Given task
Look through the data for the string "Drought". Copy every line where it is found.

# Supplied material start

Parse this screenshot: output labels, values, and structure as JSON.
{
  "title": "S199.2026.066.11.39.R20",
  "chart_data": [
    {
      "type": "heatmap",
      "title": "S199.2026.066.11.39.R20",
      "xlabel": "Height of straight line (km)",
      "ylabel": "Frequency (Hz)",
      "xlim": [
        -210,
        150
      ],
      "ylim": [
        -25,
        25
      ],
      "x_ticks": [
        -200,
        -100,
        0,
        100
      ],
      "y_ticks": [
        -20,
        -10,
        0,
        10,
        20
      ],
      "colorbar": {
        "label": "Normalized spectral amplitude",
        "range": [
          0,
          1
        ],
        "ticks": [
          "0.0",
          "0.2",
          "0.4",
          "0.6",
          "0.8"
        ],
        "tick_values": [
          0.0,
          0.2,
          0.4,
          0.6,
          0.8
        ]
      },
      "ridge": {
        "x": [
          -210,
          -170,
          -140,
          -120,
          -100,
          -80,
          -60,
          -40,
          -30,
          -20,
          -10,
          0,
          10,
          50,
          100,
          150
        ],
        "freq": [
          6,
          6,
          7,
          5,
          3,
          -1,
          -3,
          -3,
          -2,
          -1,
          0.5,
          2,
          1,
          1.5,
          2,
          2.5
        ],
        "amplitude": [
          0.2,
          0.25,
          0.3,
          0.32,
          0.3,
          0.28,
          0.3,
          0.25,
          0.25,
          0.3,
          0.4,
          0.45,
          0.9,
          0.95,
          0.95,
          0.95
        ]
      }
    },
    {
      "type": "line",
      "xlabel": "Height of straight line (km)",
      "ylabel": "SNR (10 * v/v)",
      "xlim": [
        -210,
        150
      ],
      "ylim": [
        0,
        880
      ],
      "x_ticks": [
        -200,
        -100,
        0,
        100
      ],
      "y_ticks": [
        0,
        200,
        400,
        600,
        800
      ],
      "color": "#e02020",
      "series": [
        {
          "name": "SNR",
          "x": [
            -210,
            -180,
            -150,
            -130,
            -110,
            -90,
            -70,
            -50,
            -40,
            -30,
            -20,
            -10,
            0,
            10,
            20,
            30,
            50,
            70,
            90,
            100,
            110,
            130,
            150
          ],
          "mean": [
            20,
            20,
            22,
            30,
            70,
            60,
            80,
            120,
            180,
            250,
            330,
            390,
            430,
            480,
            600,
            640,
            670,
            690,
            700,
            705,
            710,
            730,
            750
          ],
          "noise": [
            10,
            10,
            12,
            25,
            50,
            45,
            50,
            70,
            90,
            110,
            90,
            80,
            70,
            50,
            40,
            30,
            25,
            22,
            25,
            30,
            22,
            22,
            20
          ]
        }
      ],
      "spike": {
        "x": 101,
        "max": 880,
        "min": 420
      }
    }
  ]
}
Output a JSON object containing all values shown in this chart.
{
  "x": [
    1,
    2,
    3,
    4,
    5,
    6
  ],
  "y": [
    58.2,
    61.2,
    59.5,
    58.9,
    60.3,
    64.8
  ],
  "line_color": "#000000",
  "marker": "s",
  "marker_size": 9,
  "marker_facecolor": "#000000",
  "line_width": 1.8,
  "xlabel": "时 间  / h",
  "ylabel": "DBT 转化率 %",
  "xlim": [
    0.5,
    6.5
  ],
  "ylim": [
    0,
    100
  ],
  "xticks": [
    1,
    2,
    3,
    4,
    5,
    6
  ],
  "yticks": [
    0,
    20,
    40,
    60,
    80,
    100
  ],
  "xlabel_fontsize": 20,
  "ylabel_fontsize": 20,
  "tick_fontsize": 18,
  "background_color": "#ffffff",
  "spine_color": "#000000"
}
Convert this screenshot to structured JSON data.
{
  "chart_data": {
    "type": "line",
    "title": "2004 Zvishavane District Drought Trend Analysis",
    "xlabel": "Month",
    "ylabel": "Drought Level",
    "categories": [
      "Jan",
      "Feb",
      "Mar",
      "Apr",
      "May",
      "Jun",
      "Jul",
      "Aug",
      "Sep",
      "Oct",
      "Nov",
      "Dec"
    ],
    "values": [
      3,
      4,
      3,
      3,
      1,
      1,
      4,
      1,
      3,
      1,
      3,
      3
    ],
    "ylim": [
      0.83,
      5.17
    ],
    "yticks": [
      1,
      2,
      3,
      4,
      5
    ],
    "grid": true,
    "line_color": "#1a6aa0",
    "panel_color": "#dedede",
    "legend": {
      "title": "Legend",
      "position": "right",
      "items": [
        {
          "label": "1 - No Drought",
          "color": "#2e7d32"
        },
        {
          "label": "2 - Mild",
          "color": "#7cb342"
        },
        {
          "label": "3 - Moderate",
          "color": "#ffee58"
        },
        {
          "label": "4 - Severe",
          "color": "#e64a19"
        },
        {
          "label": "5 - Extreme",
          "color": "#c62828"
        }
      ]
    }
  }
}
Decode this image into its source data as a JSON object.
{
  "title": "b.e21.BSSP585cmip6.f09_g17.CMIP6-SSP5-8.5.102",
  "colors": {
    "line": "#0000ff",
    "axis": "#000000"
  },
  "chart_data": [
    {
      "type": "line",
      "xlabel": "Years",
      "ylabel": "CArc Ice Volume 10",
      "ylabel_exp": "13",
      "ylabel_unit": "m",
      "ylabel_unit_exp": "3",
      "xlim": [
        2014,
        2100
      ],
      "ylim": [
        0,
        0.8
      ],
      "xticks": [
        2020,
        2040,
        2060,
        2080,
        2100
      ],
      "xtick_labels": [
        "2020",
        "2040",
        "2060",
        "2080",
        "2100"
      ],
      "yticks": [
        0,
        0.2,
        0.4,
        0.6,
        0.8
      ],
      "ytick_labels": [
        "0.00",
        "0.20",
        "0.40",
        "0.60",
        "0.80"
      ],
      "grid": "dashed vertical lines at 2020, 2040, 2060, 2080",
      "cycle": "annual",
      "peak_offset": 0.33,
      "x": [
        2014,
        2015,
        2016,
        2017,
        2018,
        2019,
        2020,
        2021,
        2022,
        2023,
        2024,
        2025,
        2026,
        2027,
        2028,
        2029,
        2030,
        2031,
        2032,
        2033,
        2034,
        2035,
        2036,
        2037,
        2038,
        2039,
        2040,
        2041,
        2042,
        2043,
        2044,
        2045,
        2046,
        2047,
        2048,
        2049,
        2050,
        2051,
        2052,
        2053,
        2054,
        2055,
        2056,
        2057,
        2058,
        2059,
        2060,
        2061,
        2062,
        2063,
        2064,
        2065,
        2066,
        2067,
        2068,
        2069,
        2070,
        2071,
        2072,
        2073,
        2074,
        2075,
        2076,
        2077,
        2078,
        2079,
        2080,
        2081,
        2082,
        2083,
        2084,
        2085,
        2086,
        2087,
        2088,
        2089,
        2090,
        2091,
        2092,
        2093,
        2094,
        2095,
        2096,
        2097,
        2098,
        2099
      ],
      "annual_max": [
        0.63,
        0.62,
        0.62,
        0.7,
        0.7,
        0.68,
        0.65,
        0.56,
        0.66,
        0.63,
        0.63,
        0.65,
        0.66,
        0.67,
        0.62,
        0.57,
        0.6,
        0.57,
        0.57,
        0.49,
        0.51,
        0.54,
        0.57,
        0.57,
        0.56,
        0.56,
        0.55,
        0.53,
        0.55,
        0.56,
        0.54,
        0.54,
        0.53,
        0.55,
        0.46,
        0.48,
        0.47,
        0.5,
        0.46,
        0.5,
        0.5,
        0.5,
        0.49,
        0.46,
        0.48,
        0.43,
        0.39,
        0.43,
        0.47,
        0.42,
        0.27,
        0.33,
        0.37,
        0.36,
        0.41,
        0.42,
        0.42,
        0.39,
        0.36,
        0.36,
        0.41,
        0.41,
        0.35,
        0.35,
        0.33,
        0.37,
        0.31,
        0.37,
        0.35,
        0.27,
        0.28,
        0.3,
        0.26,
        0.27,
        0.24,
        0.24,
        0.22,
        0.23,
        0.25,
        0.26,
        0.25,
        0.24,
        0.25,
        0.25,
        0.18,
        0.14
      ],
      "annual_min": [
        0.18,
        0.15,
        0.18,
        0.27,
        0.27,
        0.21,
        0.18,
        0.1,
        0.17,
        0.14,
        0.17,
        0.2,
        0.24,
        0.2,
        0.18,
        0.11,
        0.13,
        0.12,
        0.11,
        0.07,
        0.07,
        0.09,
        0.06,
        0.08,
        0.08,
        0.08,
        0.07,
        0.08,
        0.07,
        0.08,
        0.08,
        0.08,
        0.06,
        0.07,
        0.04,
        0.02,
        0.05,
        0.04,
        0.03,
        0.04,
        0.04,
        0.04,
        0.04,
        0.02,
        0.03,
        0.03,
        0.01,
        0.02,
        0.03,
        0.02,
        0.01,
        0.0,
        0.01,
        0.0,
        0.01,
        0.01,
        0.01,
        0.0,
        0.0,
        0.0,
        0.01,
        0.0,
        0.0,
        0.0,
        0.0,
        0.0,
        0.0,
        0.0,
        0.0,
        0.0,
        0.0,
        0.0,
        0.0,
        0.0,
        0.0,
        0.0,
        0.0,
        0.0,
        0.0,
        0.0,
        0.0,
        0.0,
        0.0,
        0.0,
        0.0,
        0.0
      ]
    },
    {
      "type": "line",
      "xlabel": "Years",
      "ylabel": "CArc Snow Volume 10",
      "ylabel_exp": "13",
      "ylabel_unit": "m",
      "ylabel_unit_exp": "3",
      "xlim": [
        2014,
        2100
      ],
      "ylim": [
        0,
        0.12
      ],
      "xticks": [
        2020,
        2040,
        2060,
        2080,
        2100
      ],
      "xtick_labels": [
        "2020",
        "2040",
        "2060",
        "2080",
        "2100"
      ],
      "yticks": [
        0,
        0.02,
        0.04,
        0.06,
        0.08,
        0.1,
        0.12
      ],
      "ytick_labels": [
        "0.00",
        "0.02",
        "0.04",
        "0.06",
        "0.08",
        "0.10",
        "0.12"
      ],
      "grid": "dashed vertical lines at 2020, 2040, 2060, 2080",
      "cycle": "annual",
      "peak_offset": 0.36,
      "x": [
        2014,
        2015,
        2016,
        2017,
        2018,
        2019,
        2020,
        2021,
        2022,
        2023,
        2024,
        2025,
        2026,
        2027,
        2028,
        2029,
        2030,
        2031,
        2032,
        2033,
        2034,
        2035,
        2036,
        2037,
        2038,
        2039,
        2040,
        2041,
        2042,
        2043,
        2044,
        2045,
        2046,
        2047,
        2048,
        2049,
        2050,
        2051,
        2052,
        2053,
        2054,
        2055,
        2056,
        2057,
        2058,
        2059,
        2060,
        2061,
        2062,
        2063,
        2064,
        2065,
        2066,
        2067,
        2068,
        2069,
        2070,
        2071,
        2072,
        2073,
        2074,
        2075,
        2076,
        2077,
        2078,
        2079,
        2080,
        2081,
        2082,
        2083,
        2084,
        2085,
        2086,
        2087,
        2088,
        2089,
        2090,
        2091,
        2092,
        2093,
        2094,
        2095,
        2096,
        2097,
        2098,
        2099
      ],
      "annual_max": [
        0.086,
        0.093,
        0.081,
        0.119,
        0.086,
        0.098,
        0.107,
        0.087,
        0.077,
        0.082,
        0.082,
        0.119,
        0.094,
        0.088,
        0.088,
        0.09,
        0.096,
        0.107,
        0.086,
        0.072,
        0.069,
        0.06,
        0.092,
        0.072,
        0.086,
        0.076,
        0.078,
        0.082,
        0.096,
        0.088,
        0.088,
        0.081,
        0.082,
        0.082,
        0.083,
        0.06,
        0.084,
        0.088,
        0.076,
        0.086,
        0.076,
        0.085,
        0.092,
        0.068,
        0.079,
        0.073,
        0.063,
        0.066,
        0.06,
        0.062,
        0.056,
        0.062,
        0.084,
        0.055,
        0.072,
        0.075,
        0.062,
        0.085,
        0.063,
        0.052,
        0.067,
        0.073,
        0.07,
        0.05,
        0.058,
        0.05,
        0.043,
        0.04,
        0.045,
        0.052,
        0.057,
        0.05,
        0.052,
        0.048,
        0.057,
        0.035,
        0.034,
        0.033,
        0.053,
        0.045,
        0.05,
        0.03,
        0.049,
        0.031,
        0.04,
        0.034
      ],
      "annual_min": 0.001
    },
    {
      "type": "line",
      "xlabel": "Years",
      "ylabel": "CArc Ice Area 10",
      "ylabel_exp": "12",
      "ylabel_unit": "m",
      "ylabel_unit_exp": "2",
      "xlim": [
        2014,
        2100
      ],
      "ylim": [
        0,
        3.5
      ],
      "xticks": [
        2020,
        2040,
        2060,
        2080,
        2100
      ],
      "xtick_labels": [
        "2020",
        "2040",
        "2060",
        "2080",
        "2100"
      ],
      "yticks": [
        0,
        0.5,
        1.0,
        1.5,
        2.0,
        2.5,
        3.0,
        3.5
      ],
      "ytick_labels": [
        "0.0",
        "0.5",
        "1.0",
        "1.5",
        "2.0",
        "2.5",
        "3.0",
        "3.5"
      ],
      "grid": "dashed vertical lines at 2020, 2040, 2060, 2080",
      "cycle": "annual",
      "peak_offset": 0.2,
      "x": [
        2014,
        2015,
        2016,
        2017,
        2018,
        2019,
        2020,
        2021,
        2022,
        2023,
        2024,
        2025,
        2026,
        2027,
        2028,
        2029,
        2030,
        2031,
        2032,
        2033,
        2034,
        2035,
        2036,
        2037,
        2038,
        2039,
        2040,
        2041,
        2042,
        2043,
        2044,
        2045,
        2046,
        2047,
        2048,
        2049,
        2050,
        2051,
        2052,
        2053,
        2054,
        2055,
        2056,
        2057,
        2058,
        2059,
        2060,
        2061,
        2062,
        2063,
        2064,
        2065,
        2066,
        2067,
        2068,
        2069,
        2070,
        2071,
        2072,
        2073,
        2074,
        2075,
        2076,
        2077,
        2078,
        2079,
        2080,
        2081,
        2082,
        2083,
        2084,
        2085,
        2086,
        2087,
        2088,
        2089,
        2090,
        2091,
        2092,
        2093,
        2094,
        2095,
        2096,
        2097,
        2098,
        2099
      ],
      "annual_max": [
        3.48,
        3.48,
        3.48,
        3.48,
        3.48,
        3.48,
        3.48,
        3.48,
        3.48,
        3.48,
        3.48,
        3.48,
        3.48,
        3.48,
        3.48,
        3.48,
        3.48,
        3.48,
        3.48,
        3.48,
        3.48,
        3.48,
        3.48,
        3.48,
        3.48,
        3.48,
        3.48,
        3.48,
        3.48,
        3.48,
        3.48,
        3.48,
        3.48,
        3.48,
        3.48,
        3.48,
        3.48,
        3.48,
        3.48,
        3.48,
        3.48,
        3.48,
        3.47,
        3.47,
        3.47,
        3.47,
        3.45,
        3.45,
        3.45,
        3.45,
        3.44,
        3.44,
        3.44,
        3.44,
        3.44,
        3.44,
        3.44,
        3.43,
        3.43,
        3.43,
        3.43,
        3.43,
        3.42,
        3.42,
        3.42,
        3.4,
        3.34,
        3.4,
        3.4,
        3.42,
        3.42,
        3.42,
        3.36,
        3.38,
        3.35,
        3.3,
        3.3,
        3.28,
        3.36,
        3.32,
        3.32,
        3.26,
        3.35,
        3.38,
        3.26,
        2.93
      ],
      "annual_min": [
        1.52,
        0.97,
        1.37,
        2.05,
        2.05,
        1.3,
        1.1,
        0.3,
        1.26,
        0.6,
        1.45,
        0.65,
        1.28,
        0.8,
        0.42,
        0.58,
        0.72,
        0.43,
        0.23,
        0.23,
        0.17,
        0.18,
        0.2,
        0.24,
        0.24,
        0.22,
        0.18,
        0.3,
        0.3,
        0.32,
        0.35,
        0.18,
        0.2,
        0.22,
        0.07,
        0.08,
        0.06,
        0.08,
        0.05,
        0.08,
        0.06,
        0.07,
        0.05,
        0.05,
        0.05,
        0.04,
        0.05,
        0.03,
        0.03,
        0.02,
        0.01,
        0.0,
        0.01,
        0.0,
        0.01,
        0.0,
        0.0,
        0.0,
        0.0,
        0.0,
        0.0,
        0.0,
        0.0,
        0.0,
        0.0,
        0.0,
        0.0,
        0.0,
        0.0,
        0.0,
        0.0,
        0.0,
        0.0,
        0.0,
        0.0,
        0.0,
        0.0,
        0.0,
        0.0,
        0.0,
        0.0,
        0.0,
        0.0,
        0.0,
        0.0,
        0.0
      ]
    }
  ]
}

# Supplied material end

Exercise solution
    "title": "2004 Zvishavane District Drought Trend Analysis",
    "ylabel": "Drought Level",
          "label": "1 - No Drought",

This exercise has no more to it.